[start Records to use]
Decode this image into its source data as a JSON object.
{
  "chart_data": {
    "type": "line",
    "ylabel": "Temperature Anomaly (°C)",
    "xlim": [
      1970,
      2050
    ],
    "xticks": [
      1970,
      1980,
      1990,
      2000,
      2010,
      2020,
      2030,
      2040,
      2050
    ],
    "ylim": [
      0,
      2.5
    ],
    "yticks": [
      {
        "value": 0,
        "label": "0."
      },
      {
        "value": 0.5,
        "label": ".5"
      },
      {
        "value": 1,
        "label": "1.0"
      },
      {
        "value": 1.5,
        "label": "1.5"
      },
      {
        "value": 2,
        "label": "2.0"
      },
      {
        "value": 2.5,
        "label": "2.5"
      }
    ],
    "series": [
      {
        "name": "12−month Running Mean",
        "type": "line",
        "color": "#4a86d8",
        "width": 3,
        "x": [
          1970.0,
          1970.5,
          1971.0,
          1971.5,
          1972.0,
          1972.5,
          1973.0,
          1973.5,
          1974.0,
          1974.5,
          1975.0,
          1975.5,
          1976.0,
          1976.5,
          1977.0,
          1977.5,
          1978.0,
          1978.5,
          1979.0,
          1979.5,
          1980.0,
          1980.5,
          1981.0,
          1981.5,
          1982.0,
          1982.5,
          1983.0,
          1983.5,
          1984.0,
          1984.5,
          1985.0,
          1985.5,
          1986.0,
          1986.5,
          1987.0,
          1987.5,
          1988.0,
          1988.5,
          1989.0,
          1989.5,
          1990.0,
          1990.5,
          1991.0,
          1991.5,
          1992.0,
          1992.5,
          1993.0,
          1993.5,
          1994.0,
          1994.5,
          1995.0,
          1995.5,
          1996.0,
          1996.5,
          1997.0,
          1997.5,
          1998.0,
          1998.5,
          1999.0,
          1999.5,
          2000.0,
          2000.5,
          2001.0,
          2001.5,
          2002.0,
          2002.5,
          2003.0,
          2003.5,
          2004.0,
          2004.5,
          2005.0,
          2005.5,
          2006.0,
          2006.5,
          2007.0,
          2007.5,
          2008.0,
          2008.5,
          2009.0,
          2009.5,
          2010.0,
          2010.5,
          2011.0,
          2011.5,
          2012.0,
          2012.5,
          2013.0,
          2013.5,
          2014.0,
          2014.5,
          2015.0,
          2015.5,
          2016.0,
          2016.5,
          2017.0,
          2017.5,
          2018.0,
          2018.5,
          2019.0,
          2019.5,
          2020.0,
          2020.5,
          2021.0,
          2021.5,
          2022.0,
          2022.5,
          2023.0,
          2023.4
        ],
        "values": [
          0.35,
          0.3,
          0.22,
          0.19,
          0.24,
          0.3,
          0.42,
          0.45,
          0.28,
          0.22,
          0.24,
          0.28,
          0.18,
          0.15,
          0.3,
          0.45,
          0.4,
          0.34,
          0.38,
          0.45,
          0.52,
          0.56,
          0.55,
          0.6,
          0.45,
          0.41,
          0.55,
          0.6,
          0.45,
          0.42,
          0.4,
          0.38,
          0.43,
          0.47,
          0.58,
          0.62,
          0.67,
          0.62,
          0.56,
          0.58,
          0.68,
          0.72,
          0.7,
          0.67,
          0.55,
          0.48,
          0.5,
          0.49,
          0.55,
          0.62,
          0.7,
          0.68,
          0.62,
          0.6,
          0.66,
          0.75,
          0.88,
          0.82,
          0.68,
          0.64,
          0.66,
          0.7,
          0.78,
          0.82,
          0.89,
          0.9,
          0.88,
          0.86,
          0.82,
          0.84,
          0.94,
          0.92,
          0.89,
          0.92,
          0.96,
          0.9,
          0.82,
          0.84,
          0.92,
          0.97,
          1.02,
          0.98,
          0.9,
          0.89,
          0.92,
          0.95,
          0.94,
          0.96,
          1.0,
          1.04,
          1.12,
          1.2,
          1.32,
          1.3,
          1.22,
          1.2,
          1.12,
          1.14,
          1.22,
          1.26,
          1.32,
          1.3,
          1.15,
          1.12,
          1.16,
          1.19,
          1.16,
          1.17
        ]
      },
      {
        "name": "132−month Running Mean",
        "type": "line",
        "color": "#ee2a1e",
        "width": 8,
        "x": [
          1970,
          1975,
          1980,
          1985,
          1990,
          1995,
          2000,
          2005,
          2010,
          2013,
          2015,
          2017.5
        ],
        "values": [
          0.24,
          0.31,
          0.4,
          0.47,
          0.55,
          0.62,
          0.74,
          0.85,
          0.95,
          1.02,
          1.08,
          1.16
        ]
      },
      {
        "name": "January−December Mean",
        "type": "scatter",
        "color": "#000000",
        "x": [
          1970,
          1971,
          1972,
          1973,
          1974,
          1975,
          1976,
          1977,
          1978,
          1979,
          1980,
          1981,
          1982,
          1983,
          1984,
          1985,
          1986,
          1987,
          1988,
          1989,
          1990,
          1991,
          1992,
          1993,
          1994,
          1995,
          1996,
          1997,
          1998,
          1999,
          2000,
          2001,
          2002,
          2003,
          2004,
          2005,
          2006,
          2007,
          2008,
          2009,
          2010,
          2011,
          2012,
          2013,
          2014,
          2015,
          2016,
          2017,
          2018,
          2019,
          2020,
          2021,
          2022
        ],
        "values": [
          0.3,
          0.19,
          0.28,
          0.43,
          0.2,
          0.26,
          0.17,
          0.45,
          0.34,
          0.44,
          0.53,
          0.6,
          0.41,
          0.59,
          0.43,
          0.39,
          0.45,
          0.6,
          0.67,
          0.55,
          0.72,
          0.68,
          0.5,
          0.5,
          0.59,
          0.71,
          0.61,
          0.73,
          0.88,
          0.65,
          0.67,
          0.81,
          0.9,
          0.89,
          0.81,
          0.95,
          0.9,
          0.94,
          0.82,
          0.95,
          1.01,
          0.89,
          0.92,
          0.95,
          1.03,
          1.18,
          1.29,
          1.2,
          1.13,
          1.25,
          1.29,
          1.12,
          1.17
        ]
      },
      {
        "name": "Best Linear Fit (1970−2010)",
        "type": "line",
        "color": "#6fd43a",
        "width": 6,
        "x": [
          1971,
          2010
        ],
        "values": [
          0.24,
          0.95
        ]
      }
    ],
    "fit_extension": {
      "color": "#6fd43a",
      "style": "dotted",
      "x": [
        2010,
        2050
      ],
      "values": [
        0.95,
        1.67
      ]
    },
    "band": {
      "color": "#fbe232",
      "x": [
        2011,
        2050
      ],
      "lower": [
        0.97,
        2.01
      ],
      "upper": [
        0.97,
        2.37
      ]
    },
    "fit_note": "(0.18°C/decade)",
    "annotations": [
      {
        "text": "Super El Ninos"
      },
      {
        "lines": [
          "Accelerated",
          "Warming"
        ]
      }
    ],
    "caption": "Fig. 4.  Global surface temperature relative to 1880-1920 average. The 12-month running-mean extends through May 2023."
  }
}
[end Records to use]
[start Records to use]
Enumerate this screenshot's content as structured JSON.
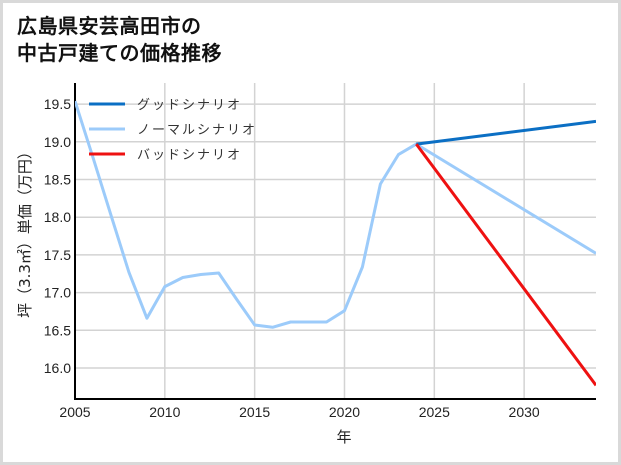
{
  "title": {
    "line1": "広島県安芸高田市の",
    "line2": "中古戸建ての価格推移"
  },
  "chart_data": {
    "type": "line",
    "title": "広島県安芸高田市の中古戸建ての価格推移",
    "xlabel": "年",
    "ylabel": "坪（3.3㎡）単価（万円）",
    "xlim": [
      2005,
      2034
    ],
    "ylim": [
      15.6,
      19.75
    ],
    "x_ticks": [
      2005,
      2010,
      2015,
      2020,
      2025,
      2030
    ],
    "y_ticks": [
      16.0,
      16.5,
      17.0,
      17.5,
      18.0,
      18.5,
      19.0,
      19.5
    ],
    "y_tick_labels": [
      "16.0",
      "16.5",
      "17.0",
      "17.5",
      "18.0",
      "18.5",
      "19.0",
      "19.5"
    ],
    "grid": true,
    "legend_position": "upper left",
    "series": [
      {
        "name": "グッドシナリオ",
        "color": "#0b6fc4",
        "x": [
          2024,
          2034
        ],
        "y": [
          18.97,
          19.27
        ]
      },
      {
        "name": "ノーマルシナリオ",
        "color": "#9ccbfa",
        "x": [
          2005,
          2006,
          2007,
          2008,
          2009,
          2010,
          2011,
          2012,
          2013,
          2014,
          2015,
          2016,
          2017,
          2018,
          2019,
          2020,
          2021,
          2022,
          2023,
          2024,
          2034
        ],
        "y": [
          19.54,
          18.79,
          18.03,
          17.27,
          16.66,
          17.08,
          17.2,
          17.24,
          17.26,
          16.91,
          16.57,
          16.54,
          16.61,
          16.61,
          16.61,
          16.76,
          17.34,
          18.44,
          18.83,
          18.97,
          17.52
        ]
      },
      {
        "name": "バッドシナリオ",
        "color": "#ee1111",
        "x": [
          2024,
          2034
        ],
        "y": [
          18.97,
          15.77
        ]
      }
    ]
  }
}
[end Records to use]
[start Records to use]
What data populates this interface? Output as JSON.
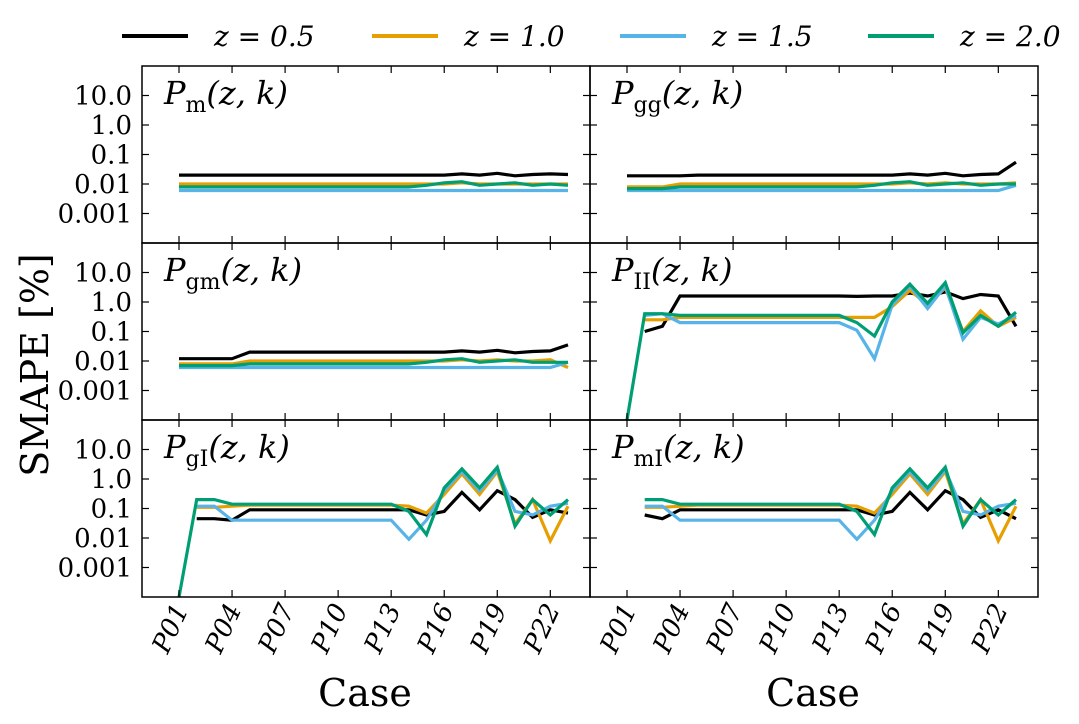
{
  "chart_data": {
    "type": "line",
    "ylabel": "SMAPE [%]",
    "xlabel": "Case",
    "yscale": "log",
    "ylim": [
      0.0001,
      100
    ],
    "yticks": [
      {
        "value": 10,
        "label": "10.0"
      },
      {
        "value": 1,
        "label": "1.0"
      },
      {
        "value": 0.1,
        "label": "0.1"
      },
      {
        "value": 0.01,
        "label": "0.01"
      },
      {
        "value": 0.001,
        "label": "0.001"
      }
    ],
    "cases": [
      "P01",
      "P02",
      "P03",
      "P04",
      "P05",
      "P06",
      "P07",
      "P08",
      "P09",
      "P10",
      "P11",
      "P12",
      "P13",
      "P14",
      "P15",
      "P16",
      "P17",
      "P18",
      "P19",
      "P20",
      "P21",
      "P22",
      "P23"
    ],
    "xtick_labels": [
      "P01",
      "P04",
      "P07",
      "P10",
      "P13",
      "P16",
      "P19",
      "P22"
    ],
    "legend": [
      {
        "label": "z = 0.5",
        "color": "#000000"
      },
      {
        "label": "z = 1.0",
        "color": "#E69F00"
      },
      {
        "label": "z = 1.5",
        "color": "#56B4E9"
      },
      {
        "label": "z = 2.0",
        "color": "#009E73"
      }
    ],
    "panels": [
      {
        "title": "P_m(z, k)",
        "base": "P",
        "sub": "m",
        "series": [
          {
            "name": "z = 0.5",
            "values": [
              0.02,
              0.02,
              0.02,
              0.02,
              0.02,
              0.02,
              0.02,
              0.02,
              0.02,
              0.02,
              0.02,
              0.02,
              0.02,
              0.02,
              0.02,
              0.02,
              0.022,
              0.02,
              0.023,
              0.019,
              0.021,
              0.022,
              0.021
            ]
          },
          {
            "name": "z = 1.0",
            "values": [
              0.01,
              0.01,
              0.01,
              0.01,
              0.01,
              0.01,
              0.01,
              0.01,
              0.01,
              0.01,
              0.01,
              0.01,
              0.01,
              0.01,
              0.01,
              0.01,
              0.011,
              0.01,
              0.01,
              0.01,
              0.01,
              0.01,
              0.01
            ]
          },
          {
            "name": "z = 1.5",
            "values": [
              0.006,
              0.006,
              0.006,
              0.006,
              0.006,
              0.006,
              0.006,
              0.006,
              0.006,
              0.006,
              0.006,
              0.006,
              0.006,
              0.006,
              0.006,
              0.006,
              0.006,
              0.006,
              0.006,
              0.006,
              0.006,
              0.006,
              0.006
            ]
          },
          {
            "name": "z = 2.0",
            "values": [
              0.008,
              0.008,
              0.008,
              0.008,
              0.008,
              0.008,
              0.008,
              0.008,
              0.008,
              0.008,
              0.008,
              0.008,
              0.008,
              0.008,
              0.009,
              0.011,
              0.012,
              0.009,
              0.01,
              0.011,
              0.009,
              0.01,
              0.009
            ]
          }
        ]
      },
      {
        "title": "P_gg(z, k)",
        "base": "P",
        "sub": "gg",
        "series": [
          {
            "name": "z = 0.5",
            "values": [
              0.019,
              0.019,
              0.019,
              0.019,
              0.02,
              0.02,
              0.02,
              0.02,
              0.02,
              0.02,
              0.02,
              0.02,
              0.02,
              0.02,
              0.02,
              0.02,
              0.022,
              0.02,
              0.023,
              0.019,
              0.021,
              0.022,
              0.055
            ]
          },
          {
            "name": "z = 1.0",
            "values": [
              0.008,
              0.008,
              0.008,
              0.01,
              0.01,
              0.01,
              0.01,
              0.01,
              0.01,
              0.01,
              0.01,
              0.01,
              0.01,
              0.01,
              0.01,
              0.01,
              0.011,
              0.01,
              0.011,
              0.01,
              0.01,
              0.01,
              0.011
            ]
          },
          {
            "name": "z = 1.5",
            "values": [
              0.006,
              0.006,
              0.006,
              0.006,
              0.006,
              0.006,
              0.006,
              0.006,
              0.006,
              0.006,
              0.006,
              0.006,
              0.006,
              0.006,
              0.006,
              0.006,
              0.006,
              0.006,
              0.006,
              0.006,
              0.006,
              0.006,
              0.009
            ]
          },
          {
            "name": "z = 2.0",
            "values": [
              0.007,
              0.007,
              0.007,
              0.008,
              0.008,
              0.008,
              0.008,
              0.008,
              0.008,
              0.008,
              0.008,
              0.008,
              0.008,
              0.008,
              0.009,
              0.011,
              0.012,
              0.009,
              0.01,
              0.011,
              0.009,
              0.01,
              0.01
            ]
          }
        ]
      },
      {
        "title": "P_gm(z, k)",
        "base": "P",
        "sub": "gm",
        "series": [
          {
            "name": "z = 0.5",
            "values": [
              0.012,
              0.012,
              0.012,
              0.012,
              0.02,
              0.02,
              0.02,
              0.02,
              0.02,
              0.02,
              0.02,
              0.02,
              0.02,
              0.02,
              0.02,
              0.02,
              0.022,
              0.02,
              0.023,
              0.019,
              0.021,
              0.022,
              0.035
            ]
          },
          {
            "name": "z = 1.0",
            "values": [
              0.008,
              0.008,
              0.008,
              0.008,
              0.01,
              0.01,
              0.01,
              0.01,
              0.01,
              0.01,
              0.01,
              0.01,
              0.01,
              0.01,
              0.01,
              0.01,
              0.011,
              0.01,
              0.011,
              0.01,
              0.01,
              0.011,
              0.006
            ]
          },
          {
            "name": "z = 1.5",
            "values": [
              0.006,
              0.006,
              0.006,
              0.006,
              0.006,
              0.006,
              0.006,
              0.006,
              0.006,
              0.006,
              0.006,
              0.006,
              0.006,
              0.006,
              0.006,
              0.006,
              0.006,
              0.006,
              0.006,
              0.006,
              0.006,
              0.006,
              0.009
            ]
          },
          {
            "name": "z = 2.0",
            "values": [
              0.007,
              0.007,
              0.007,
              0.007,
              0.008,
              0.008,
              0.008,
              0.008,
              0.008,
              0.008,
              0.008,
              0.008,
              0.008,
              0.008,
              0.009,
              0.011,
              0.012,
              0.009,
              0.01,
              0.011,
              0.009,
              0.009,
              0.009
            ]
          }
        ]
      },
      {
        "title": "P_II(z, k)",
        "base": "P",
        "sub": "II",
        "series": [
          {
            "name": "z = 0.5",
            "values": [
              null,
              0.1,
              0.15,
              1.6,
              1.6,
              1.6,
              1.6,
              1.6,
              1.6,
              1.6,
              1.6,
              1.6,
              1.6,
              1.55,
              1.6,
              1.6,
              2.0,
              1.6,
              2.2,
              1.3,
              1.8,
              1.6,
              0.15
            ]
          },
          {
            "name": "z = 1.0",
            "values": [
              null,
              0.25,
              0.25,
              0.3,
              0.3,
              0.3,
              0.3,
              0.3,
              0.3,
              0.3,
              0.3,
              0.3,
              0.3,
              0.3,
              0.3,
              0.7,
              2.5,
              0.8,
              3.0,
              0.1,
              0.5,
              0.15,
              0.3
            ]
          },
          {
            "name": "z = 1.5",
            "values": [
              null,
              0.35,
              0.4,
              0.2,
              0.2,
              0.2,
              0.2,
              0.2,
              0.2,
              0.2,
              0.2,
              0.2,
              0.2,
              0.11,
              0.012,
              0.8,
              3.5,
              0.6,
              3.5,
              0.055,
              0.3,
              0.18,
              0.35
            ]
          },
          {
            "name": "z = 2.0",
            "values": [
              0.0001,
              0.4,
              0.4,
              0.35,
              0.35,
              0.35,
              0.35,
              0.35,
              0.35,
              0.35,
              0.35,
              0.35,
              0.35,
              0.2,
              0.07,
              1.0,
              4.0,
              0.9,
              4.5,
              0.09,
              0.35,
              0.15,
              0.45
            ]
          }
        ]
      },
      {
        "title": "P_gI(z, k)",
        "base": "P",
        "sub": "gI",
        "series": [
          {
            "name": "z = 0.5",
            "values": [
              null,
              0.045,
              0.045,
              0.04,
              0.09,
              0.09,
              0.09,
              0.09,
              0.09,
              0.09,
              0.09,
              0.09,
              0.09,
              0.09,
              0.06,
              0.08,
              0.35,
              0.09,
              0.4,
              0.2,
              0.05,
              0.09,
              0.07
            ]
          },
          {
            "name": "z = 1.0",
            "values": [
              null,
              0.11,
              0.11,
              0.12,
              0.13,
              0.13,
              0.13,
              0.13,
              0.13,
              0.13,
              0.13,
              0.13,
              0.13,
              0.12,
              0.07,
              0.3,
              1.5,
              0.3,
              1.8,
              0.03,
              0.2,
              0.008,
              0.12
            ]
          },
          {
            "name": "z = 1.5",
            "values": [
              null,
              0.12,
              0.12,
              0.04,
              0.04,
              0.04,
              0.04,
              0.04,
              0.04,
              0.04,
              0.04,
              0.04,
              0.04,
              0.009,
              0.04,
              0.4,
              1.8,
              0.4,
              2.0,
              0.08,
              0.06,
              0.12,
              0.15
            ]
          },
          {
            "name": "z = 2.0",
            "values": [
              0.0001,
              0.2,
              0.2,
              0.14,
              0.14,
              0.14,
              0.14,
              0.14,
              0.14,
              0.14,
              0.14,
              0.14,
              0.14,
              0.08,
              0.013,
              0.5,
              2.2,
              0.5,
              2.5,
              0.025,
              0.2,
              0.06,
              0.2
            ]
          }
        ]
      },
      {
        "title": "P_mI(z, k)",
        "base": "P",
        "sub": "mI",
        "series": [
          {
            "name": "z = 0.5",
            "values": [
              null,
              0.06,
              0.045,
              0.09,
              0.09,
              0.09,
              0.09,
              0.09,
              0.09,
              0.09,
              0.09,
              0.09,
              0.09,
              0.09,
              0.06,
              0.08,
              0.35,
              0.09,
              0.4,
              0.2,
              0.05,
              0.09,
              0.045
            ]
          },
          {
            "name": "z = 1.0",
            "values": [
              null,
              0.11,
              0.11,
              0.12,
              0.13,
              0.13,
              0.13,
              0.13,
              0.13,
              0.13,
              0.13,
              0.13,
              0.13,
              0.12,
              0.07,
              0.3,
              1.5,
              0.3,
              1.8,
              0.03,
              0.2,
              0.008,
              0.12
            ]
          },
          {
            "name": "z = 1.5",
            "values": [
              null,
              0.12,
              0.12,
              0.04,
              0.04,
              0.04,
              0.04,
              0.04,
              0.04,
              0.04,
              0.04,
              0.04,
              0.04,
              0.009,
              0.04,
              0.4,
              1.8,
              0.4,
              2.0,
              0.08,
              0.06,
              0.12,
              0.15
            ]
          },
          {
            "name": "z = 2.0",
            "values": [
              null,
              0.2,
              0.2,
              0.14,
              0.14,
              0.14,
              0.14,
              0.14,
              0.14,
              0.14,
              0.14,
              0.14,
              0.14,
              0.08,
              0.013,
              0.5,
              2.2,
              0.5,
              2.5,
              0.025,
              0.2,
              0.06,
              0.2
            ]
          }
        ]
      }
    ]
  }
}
[end Records to use]
Show every line in the entries where the string "this" occurs.

# Exercise result
Decode this image into its source data as a JSON object.
Enumerate this screenshot's content as structured JSON.
What data populates this interface? Output as JSON.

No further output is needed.